**Task goal:** Working from the line that contains "Output the text content of this document." to the final line, transcribe each line exactly. No pictures belong in the copy.

(A block of data)
========

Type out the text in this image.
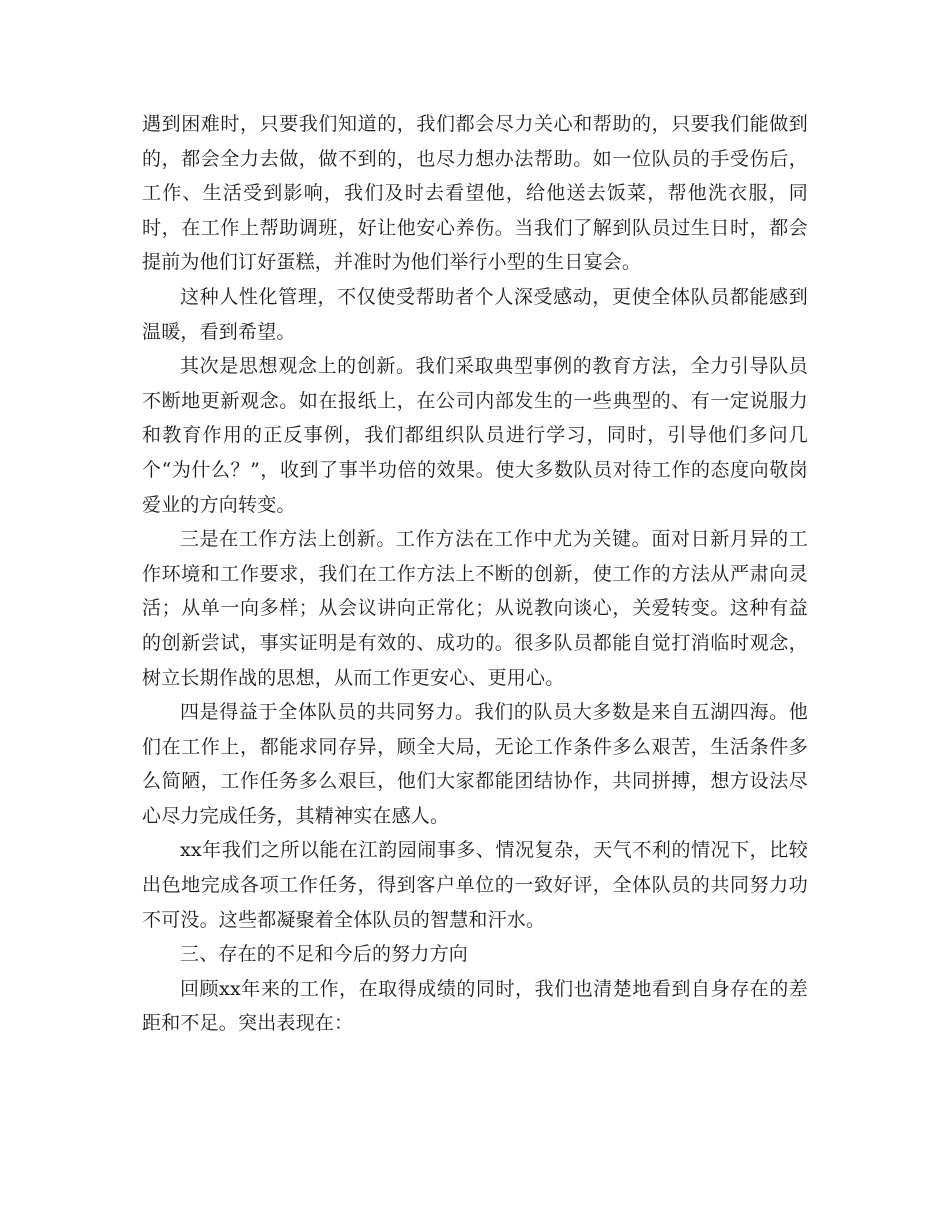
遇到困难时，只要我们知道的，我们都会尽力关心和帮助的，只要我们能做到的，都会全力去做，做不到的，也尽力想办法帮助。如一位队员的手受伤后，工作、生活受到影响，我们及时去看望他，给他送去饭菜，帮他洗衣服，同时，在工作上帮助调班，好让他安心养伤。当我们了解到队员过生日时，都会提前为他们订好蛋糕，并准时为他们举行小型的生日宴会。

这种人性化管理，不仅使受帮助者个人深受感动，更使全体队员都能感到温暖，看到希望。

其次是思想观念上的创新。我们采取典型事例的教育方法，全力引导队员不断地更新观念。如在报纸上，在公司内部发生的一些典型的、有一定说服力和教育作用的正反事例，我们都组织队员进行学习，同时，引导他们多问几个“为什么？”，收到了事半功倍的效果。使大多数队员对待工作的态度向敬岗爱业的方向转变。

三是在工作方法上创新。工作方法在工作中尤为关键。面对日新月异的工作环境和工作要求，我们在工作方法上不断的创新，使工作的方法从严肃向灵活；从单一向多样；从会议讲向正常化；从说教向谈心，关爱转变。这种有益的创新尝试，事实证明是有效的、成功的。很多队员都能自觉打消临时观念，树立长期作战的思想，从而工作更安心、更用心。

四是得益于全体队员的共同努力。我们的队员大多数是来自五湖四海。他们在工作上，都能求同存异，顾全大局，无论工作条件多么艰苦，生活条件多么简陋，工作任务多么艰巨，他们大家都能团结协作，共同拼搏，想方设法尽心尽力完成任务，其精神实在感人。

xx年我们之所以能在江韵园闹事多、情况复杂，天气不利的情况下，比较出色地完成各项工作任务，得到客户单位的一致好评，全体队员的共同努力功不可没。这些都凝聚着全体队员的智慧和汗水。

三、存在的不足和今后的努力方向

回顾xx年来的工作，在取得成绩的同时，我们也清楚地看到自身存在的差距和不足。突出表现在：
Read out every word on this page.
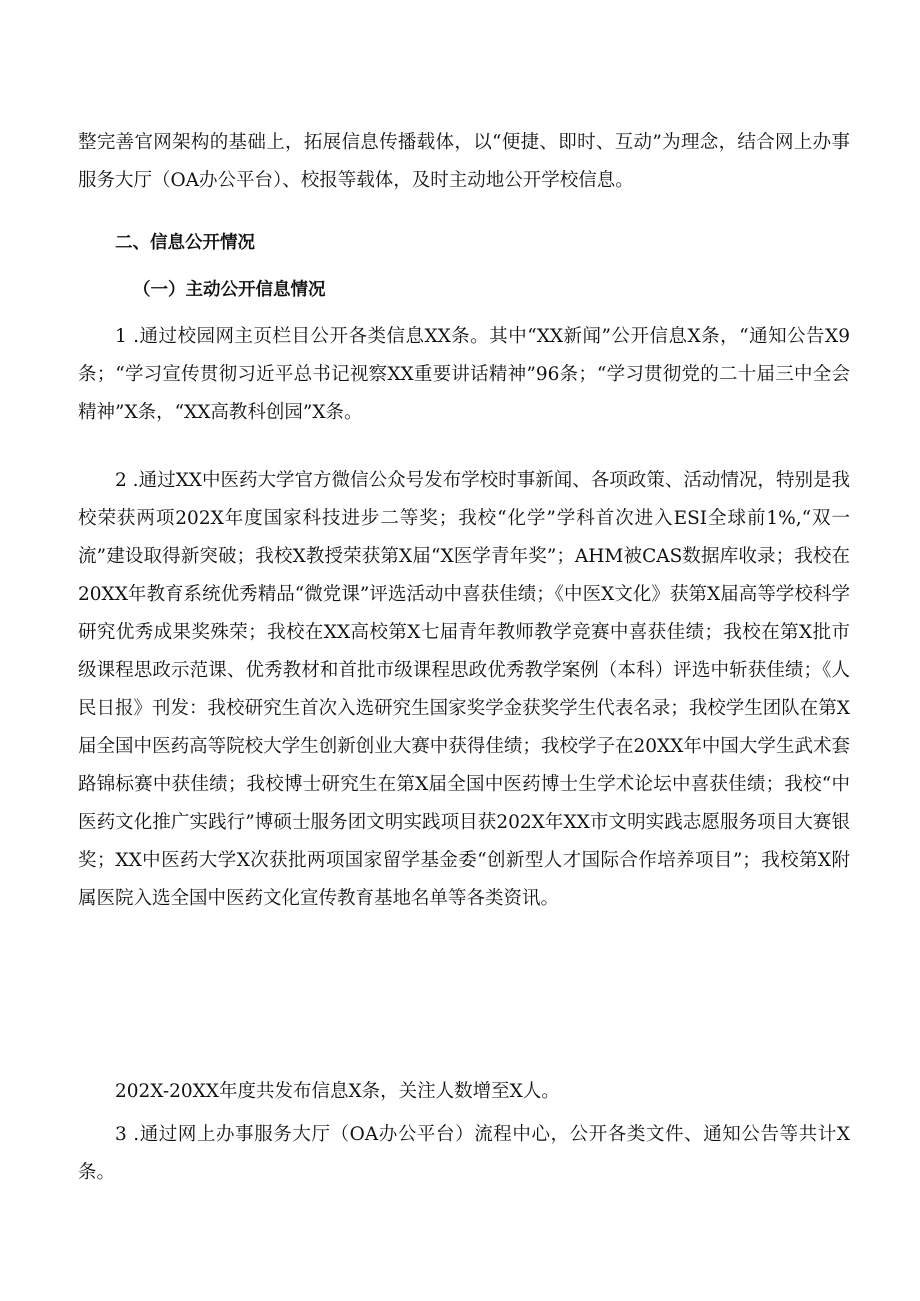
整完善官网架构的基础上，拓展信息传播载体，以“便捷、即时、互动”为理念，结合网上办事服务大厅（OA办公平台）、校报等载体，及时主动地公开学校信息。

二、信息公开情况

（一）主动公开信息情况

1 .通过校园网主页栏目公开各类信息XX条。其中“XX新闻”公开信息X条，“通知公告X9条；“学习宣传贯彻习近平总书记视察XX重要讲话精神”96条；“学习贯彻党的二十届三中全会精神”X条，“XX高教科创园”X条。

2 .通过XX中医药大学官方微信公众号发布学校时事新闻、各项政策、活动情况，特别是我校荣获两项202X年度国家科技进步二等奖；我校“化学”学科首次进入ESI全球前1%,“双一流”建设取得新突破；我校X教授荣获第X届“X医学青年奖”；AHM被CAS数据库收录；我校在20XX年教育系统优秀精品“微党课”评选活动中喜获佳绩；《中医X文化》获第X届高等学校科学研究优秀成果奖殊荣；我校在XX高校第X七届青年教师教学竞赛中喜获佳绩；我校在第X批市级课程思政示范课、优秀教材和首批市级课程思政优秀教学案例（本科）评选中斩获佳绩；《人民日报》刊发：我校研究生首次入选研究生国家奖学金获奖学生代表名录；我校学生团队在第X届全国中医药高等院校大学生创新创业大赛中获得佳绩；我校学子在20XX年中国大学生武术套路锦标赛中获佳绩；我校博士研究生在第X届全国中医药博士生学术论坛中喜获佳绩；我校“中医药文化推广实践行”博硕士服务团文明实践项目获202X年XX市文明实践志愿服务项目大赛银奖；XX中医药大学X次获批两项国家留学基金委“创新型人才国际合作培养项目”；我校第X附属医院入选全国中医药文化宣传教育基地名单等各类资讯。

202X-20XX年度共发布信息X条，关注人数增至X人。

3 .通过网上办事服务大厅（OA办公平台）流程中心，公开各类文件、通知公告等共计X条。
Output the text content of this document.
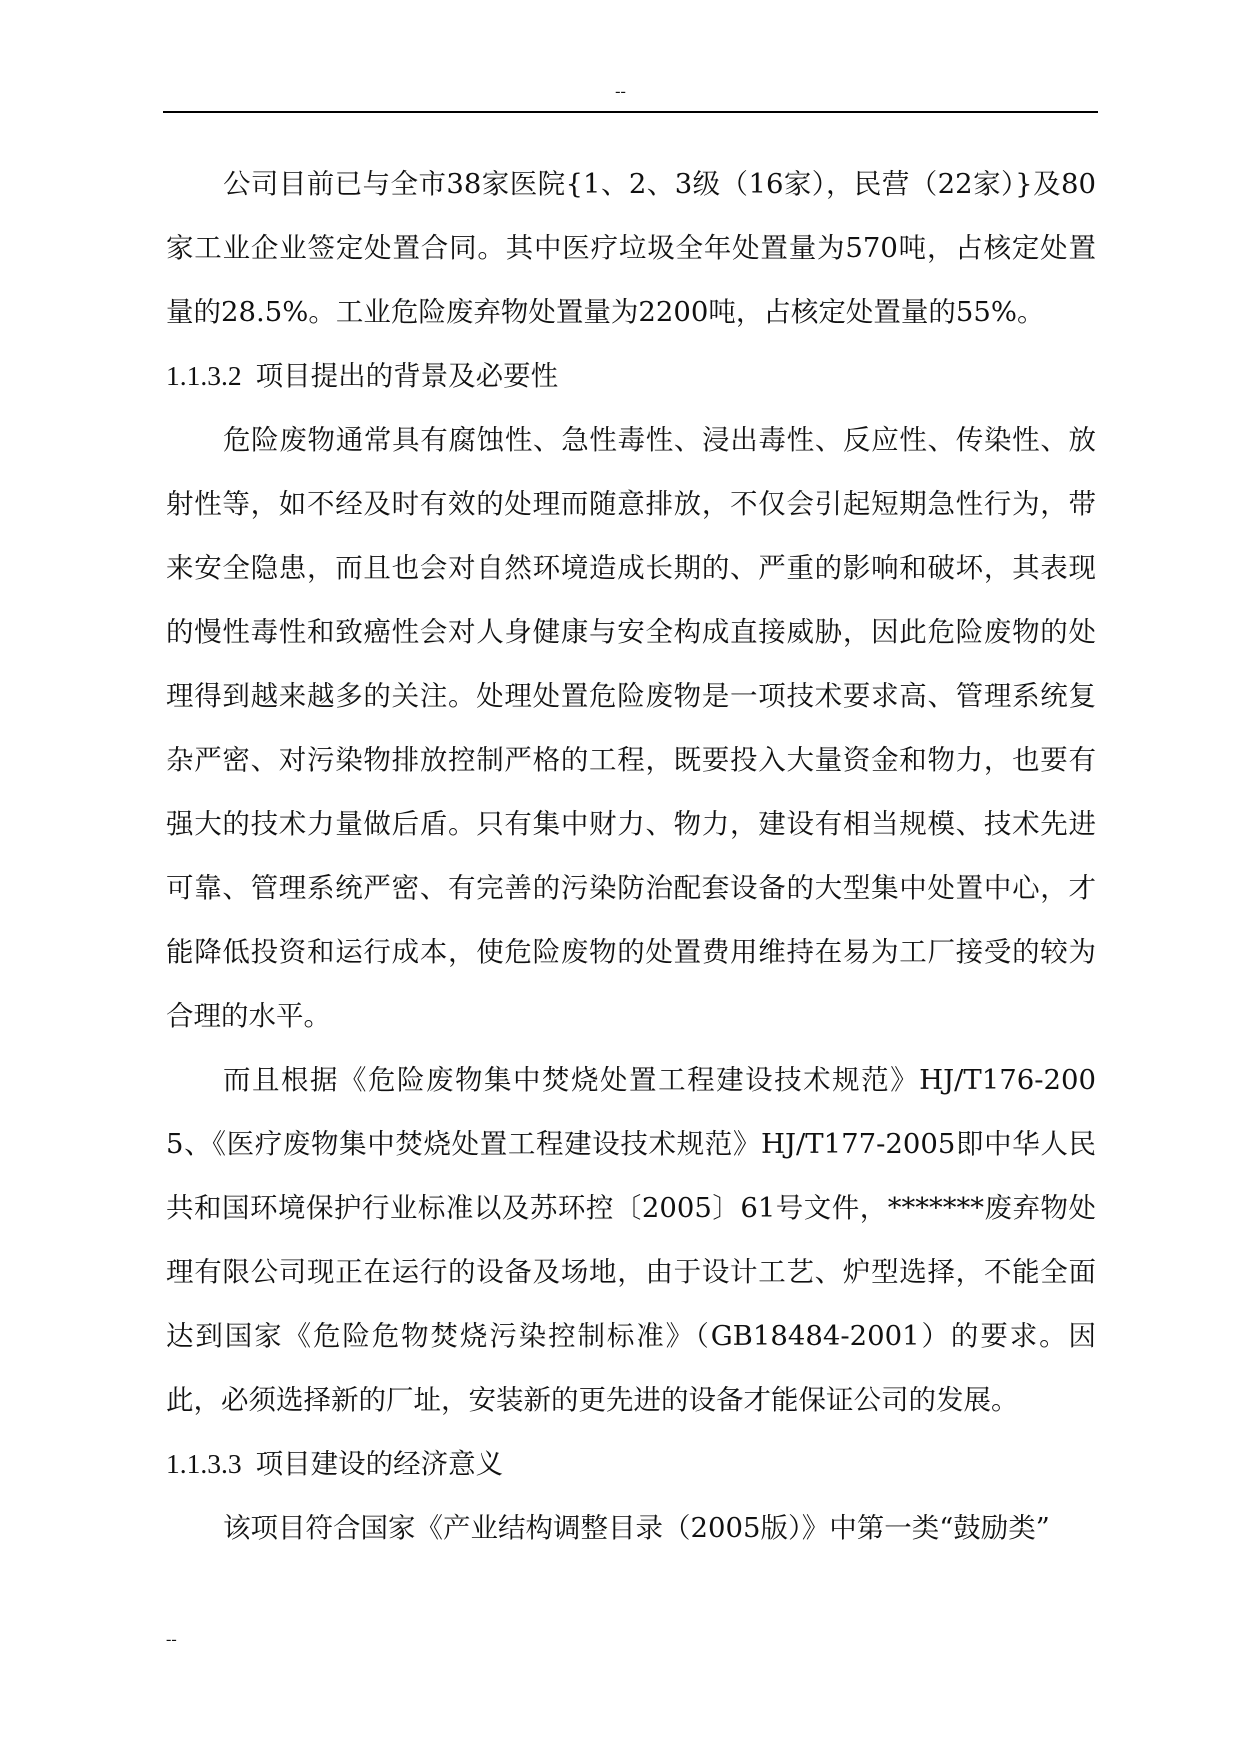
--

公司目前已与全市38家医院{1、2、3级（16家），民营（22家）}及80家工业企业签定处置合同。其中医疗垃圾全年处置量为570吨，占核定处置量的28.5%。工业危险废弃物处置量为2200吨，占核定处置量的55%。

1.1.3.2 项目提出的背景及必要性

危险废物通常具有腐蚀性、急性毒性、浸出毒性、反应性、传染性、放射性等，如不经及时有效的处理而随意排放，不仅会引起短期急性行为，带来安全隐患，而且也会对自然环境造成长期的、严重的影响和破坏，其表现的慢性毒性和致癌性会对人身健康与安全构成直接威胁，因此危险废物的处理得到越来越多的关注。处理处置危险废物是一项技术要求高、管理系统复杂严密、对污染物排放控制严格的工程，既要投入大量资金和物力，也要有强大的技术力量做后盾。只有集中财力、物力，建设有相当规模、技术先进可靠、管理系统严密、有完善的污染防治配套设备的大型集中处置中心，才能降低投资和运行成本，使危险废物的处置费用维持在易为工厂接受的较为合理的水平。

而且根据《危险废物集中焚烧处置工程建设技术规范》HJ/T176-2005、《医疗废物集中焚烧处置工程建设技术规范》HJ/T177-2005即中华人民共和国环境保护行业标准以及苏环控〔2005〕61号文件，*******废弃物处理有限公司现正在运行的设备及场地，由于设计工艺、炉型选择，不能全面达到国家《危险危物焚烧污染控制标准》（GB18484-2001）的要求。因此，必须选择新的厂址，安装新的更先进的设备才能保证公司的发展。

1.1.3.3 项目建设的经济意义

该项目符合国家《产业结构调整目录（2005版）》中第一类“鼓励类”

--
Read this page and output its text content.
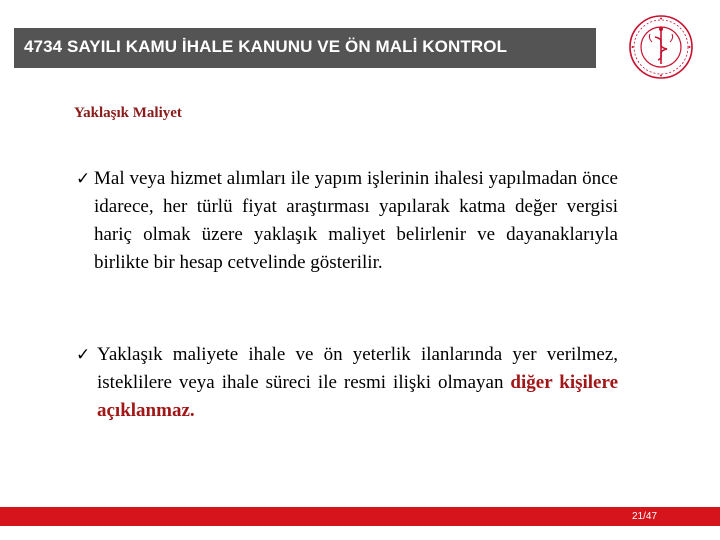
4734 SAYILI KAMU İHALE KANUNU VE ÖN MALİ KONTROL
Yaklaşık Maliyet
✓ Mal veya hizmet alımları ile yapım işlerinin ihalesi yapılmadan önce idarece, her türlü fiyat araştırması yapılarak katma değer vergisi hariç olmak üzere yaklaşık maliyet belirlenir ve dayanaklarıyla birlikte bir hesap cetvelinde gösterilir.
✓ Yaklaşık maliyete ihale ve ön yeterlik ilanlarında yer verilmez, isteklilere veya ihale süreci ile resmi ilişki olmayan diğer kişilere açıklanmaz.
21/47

========

**Answer:**
Output the text content of this document.
--

公司目前已与全市38家医院{1、2、3级（16家），民营（22家）}及80家工业企业签定处置合同。其中医疗垃圾全年处置量为570吨，占核定处置量的28.5%。工业危险废弃物处置量为2200吨，占核定处置量的55%。

1.1.3.2 项目提出的背景及必要性

危险废物通常具有腐蚀性、急性毒性、浸出毒性、反应性、传染性、放射性等，如不经及时有效的处理而随意排放，不仅会引起短期急性行为，带来安全隐患，而且也会对自然环境造成长期的、严重的影响和破坏，其表现的慢性毒性和致癌性会对人身健康与安全构成直接威胁，因此危险废物的处理得到越来越多的关注。处理处置危险废物是一项技术要求高、管理系统复杂严密、对污染物排放控制严格的工程，既要投入大量资金和物力，也要有强大的技术力量做后盾。只有集中财力、物力，建设有相当规模、技术先进可靠、管理系统严密、有完善的污染防治配套设备的大型集中处置中心，才能降低投资和运行成本，使危险废物的处置费用维持在易为工厂接受的较为合理的水平。

而且根据《危险废物集中焚烧处置工程建设技术规范》HJ/T176-2005、《医疗废物集中焚烧处置工程建设技术规范》HJ/T177-2005即中华人民共和国环境保护行业标准以及苏环控〔2005〕61号文件，*******废弃物处理有限公司现正在运行的设备及场地，由于设计工艺、炉型选择，不能全面达到国家《危险危物焚烧污染控制标准》（GB18484-2001）的要求。因此，必须选择新的厂址，安装新的更先进的设备才能保证公司的发展。

1.1.3.3 项目建设的经济意义

该项目符合国家《产业结构调整目录（2005版）》中第一类“鼓励类”

--
Read this page and output its text content.
4734 SAYILI KAMU İHALE KANUNU VE ÖN MALİ KONTROL
Yaklaşık Maliyet
✓ Mal veya hizmet alımları ile yapım işlerinin ihalesi yapılmadan önce idarece, her türlü fiyat araştırması yapılarak katma değer vergisi hariç olmak üzere yaklaşık maliyet belirlenir ve dayanaklarıyla birlikte bir hesap cetvelinde gösterilir.
✓ Yaklaşık maliyete ihale ve ön yeterlik ilanlarında yer verilmez, isteklilere veya ihale süreci ile resmi ilişki olmayan diğer kişilere açıklanmaz.
21/47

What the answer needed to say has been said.